* DIRECTION:
Return every line of the records below verbatim, with no pictures in the copy.

* DATASET EXCERPTS:
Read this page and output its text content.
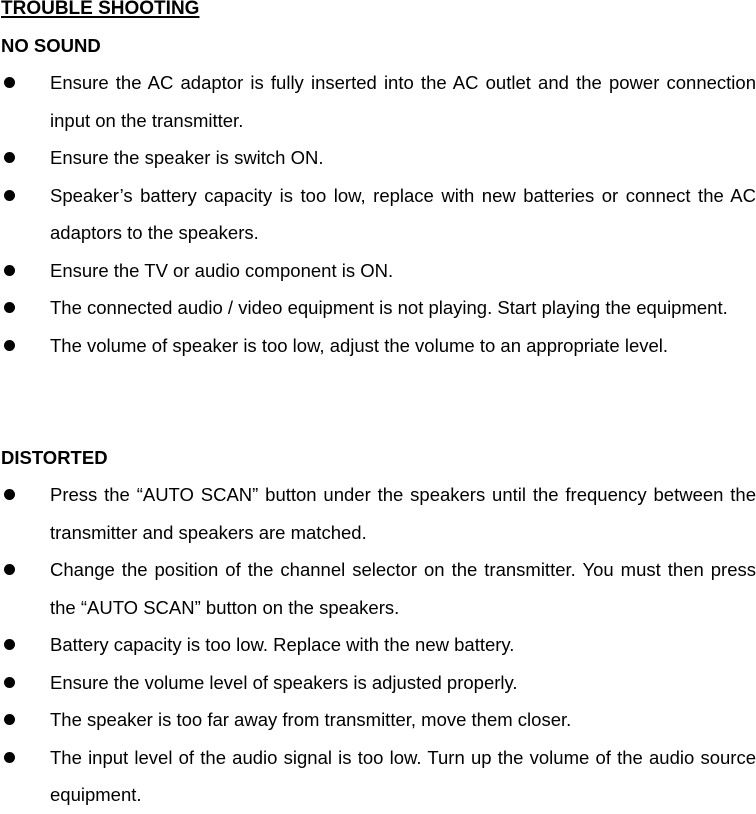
TROUBLE SHOOTING
NO SOUND
Ensure the AC adaptor is fully inserted into the AC outlet and the power connection input on the transmitter.
Ensure the speaker is switch ON.
Speaker’s battery capacity is too low, replace with new batteries or connect the AC adaptors to the speakers.
Ensure the TV or audio component is ON.
The connected audio / video equipment is not playing. Start playing the equipment.
The volume of speaker is too low, adjust the volume to an appropriate level.
DISTORTED
Press the “AUTO SCAN” button under the speakers until the frequency between the transmitter and speakers are matched.
Change the position of the channel selector on the transmitter. You must then press the “AUTO SCAN” button on the speakers.
Battery capacity is too low. Replace with the new battery.
Ensure the volume level of speakers is adjusted properly.
The speaker is too far away from transmitter, move them closer.
The input level of the audio signal is too low. Turn up the volume of the audio source equipment.
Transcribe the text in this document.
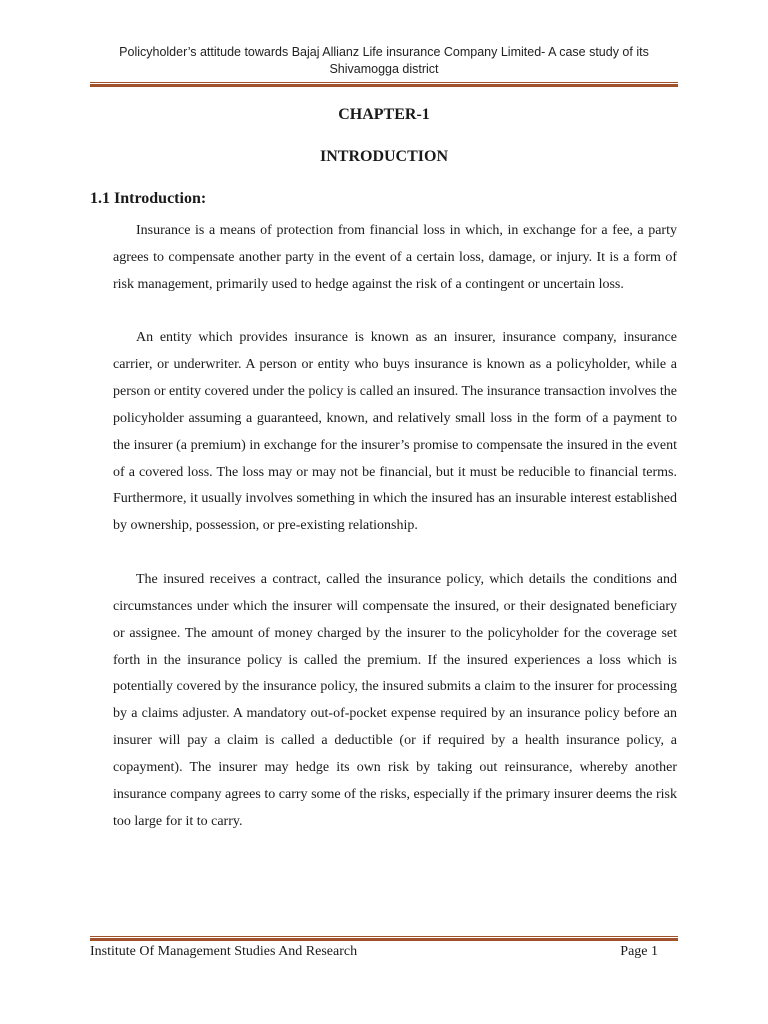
Policyholder’s attitude towards Bajaj Allianz Life insurance Company Limited- A case study of its Shivamogga district
CHAPTER-1
INTRODUCTION
1.1 Introduction:

Insurance is a means of protection from financial loss in which, in exchange for a fee, a party agrees to compensate another party in the event of a certain loss, damage, or injury. It is a form of risk management, primarily used to hedge against the risk of a contingent or uncertain loss.

An entity which provides insurance is known as an insurer, insurance company, insurance carrier, or underwriter. A person or entity who buys insurance is known as a policyholder, while a person or entity covered under the policy is called an insured. The insurance transaction involves the policyholder assuming a guaranteed, known, and relatively small loss in the form of a payment to the insurer (a premium) in exchange for the insurer’s promise to compensate the insured in the event of a covered loss. The loss may or may not be financial, but it must be reducible to financial terms. Furthermore, it usually involves something in which the insured has an insurable interest established by ownership, possession, or pre-existing relationship.

The insured receives a contract, called the insurance policy, which details the conditions and circumstances under which the insurer will compensate the insured, or their designated beneficiary or assignee. The amount of money charged by the insurer to the policyholder for the coverage set forth in the insurance policy is called the premium. If the insured experiences a loss which is potentially covered by the insurance policy, the insured submits a claim to the insurer for processing by a claims adjuster. A mandatory out-of-pocket expense required by an insurance policy before an insurer will pay a claim is called a deductible (or if required by a health insurance policy, a copayment). The insurer may hedge its own risk by taking out reinsurance, whereby another insurance company agrees to carry some of the risks, especially if the primary insurer deems the risk too large for it to carry.

Institute Of Management Studies And Research	Page 1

* REPLY:
Read this page and output its text content.
TROUBLE SHOOTING
NO SOUND
Ensure the AC adaptor is fully inserted into the AC outlet and the power connection input on the transmitter.
Ensure the speaker is switch ON.
Speaker’s battery capacity is too low, replace with new batteries or connect the AC adaptors to the speakers.
Ensure the TV or audio component is ON.
The connected audio / video equipment is not playing. Start playing the equipment.
The volume of speaker is too low, adjust the volume to an appropriate level.
DISTORTED
Press the “AUTO SCAN” button under the speakers until the frequency between the transmitter and speakers are matched.
Change the position of the channel selector on the transmitter. You must then press the “AUTO SCAN” button on the speakers.
Battery capacity is too low. Replace with the new battery.
Ensure the volume level of speakers is adjusted properly.
The speaker is too far away from transmitter, move them closer.
The input level of the audio signal is too low. Turn up the volume of the audio source equipment.
Transcribe the text in this document.
Policyholder’s attitude towards Bajaj Allianz Life insurance Company Limited- A case study of its Shivamogga district
CHAPTER-1
INTRODUCTION
1.1 Introduction:

Insurance is a means of protection from financial loss in which, in exchange for a fee, a party agrees to compensate another party in the event of a certain loss, damage, or injury. It is a form of risk management, primarily used to hedge against the risk of a contingent or uncertain loss.

An entity which provides insurance is known as an insurer, insurance company, insurance carrier, or underwriter. A person or entity who buys insurance is known as a policyholder, while a person or entity covered under the policy is called an insured. The insurance transaction involves the policyholder assuming a guaranteed, known, and relatively small loss in the form of a payment to the insurer (a premium) in exchange for the insurer’s promise to compensate the insured in the event of a covered loss. The loss may or may not be financial, but it must be reducible to financial terms. Furthermore, it usually involves something in which the insured has an insurable interest established by ownership, possession, or pre-existing relationship.

The insured receives a contract, called the insurance policy, which details the conditions and circumstances under which the insurer will compensate the insured, or their designated beneficiary or assignee. The amount of money charged by the insurer to the policyholder for the coverage set forth in the insurance policy is called the premium. If the insured experiences a loss which is potentially covered by the insurance policy, the insured submits a claim to the insurer for processing by a claims adjuster. A mandatory out-of-pocket expense required by an insurance policy before an insurer will pay a claim is called a deductible (or if required by a health insurance policy, a copayment). The insurer may hedge its own risk by taking out reinsurance, whereby another insurance company agrees to carry some of the risks, especially if the primary insurer deems the risk too large for it to carry.

Institute Of Management Studies And Research	Page 1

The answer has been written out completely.